# La Mancha Breeders



## IndyGardenGal (Jun 11, 2009)

I'm hoping someone can direct me to some La Mancha breeders. I'm having a hard time finding anyone through internet searches. I prefer breeders closer to Indiana (Western OH, Southern MI, KY, Central IL). We're hoping to purchase a few does and or doelings next spring. We would consider shipping animals as well, prefer to pick up.

TIA


----------



## ezekielsgarden (Nov 2, 2009)

Mary,

I'll check the IDGA for you after I milk. I know of someone here in Hamilton County who sells Alpines, but she got rid of her La Manchas.


----------



## ezekielsgarden (Nov 2, 2009)

Well, I can't seem to find my directory. But, I did some digging, and maybe this website will help you?

http://duhgoatman.tripod.com/goatfarms.htm


----------



## IndyGardenGal (Jun 11, 2009)

Thanks, Amy. I'll have to check that out.

I like the idea of LaManchas, but both my husband and I LOVE Nubians. We're just worried about them being too loud for the neighbors liking (although nobody complains about our rooster). We might still go for it, I just can't get past Nubian milk!

___

**Task list:**
• 1. In the forum thread about La Mancha breeders, what breed does the Hamilton County seller still keep?
• 2. In the La Mancha breeders thread, why does the original poster hesitate to choose Nubians even though she and her husband love them? Answer in one to three sentences.
• 3. Write the next post in the forum thread about La Mancha breeders, picking up after its final post.

**Data shown:**
___

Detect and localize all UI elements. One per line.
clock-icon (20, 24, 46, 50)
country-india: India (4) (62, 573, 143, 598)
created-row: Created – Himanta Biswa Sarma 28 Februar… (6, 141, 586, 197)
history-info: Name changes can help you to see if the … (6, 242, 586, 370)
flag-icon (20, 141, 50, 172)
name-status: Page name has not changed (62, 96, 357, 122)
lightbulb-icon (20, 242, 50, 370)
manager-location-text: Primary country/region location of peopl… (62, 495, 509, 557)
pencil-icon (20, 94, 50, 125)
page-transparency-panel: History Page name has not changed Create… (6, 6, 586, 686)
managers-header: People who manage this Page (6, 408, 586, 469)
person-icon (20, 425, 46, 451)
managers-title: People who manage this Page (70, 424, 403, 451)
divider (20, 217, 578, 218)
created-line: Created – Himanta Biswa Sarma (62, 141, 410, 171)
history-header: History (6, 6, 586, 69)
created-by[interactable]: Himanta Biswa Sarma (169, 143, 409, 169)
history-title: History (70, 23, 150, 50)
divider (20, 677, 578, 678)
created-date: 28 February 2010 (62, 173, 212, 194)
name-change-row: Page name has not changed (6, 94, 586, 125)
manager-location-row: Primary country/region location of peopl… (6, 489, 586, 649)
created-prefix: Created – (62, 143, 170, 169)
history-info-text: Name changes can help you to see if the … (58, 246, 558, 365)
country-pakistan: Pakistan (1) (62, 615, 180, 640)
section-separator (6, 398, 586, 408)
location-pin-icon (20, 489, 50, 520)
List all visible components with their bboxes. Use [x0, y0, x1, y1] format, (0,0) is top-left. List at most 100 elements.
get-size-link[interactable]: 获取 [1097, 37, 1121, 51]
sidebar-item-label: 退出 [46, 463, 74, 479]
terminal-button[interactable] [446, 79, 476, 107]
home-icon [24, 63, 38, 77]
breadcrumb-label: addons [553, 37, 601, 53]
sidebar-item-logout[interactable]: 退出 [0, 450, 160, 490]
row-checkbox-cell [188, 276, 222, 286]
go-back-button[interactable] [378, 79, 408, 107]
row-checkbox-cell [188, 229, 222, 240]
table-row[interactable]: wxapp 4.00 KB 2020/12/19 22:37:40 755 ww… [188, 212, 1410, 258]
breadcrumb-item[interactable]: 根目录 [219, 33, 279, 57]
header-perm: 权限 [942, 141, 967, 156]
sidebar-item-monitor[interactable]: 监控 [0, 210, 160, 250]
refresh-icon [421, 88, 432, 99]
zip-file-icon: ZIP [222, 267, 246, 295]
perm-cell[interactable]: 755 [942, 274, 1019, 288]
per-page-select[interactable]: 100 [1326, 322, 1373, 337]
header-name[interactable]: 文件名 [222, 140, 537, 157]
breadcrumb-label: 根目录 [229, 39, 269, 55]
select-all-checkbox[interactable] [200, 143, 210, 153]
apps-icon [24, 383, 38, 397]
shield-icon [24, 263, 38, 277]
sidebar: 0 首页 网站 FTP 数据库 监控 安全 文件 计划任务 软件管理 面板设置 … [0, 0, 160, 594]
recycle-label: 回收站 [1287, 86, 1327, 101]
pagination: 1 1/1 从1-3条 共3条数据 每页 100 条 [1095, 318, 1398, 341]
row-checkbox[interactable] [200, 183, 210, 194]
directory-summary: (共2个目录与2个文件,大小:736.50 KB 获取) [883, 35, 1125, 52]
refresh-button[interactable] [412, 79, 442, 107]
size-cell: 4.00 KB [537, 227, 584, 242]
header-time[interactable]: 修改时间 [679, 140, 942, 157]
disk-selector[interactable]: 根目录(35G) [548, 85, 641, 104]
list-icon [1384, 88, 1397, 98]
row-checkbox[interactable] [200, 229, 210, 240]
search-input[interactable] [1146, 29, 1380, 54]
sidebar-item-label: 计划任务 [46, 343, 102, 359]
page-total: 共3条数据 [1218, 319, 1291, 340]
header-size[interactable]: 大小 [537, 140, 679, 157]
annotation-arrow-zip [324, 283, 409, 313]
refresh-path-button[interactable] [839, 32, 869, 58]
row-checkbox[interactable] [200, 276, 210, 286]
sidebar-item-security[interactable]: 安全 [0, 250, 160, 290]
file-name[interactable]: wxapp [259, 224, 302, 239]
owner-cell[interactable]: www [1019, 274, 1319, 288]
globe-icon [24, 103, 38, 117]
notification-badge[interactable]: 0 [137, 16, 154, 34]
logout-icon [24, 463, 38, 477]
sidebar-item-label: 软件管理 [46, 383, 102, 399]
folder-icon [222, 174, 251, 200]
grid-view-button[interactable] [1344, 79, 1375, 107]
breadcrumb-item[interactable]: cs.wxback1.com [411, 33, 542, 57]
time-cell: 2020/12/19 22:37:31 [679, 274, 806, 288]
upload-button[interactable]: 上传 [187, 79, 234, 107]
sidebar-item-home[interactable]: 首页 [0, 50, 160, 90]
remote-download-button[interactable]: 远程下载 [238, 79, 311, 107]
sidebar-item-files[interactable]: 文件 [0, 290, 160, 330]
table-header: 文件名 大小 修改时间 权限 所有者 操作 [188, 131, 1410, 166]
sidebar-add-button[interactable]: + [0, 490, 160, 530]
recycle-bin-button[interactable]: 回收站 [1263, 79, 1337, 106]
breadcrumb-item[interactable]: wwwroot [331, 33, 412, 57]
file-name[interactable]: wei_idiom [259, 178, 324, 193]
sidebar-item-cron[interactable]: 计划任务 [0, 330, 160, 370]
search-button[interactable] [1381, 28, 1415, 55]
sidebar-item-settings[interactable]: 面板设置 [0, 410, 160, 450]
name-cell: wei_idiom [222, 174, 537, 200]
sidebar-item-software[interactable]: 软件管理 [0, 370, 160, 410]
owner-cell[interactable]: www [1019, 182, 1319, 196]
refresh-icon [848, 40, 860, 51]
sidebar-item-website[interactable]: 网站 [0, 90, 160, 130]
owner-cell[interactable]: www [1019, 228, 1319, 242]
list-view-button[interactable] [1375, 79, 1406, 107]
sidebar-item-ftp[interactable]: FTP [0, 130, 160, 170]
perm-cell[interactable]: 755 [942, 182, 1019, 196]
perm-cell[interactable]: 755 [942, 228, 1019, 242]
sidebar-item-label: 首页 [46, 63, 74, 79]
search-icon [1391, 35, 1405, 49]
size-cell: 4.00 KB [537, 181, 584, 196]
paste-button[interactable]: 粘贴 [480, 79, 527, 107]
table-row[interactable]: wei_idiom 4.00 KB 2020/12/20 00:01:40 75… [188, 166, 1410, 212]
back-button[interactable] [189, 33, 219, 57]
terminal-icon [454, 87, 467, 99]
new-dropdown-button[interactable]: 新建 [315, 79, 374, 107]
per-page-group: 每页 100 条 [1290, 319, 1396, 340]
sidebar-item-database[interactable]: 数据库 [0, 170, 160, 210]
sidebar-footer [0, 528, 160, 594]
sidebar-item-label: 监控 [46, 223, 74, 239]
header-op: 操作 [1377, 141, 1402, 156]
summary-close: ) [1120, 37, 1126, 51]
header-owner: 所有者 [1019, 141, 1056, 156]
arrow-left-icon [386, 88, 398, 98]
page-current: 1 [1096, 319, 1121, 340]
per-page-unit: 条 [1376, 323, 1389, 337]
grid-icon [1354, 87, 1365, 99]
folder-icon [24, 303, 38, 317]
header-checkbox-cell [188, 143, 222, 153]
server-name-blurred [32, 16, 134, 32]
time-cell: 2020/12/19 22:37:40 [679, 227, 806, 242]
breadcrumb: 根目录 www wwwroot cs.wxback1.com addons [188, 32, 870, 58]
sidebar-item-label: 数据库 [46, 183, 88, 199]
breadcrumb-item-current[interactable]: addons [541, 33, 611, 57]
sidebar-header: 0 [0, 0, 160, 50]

___

**In response:**
• 1. Alpines.

• 2. She is worried that Nubians would be too loud for the neighbors. She still leans toward them because she can't get past Nubian milk.

• 3.
I think there are a few that have Nubians in Indiana on this board. I would like to find a breeder that knows more about CAE prevention, no problems with CL, etc. The listings on Craigslist scare me


----------



## goatmom (Oct 26, 2007)

American LaMancha Club site

http://www.lamanchas.com/


----------



## IndyGardenGal (Jun 11, 2009)

Amy- Do you make cheese with your Alpine's milk? We're in Hendricks County, and around here, there are a LOT of Boer breeders, but that's it. I work in Hamilton County, so I would seriously consider a few Alpines as well.

I'd love to hear what you think about your girls.


----------



## SherrieC (Oct 26, 2007)

what about Celtic Knot, or Joyful Morn lamanchas in Ohio?
Sheryl


----------



## ezekielsgarden (Nov 2, 2009)

DON'T get a craigslist goat. I repeat DON'T!!!! We have some friends who live in Knightstown, and they were interested in dairy goats after having 3 bad run-ins with dairy cattle. We took them to Pauline's (the lady we bought our Alpines from), had them look at her setup and get advice from her, as well as giving them advice of our own. Instead of following the sound advice, they took 3 craigslist goats. We were there when they arrived. The family obviously didn't care for them, they were wormy, scrawny, and they let a buck run around with both does. Supposedly 2 Togs and a Nubian, but the one Tog looked more like a Saanen cross. And, they weren't registered. But, I digress...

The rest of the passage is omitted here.